EXERCISE DETAILS: Every line of the records below should be restated exactly.

◆ ◆ ◆

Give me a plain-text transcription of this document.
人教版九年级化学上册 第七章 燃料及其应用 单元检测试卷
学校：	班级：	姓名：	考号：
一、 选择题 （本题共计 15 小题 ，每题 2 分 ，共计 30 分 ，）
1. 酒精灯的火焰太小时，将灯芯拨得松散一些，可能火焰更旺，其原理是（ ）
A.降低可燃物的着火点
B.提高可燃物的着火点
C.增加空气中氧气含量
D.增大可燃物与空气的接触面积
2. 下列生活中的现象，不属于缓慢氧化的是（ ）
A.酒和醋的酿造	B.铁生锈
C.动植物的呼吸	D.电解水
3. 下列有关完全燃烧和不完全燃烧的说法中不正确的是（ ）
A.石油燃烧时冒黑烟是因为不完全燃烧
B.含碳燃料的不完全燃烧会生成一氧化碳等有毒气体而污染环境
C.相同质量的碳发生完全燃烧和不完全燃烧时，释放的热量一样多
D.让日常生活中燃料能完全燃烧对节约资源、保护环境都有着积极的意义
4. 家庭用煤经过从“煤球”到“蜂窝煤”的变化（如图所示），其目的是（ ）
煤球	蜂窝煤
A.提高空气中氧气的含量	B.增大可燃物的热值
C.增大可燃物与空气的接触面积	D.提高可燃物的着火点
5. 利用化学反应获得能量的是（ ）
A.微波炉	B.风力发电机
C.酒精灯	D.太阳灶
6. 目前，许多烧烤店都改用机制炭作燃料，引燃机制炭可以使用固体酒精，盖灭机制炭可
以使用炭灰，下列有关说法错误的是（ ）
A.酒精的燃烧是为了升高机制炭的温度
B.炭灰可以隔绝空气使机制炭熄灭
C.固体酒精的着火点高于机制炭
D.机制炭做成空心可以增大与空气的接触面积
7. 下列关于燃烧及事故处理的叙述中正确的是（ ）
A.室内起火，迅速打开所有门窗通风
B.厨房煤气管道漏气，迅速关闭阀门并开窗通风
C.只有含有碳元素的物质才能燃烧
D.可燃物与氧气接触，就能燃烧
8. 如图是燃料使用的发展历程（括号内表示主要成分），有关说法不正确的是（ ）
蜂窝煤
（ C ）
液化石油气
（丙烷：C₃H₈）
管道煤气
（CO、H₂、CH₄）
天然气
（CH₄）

◆ ◆ ◆

SOLUTION BELOW:
Give me a plain-text transcription of this document.
人教版九年级化学上册 第七章 燃料及其应用 单元检测试卷
学校：	班级：	姓名：	考号：
一、 选择题 （本题共计 15 小题 ，每题 2 分 ，共计 30 分 ，）
1. 酒精灯的火焰太小时，将灯芯拨得松散一些，可能火焰更旺，其原理是（ ）
A.降低可燃物的着火点
B.提高可燃物的着火点
C.增加空气中氧气含量
D.增大可燃物与空气的接触面积
2. 下列生活中的现象，不属于缓慢氧化的是（ ）
A.酒和醋的酿造	B.铁生锈
C.动植物的呼吸	D.电解水
3. 下列有关完全燃烧和不完全燃烧的说法中不正确的是（ ）
A.石油燃烧时冒黑烟是因为不完全燃烧
B.含碳燃料的不完全燃烧会生成一氧化碳等有毒气体而污染环境
C.相同质量的碳发生完全燃烧和不完全燃烧时，释放的热量一样多
D.让日常生活中燃料能完全燃烧对节约资源、保护环境都有着积极的意义
4. 家庭用煤经过从“煤球”到“蜂窝煤”的变化（如图所示），其目的是（ ）
煤球	蜂窝煤
A.提高空气中氧气的含量	B.增大可燃物的热值
C.增大可燃物与空气的接触面积	D.提高可燃物的着火点
5. 利用化学反应获得能量的是（ ）
A.微波炉	B.风力发电机
C.酒精灯	D.太阳灶
6. 目前，许多烧烤店都改用机制炭作燃料，引燃机制炭可以使用固体酒精，盖灭机制炭可
以使用炭灰，下列有关说法错误的是（ ）
A.酒精的燃烧是为了升高机制炭的温度
B.炭灰可以隔绝空气使机制炭熄灭
C.固体酒精的着火点高于机制炭
D.机制炭做成空心可以增大与空气的接触面积
7. 下列关于燃烧及事故处理的叙述中正确的是（ ）
A.室内起火，迅速打开所有门窗通风
B.厨房煤气管道漏气，迅速关闭阀门并开窗通风
C.只有含有碳元素的物质才能燃烧
D.可燃物与氧气接触，就能燃烧
8. 如图是燃料使用的发展历程（括号内表示主要成分），有关说法不正确的是（ ）
蜂窝煤
（ C ）
液化石油气
（丙烷：C₃H₈）
管道煤气
（CO、H₂、CH₄）
天然气
（CH₄）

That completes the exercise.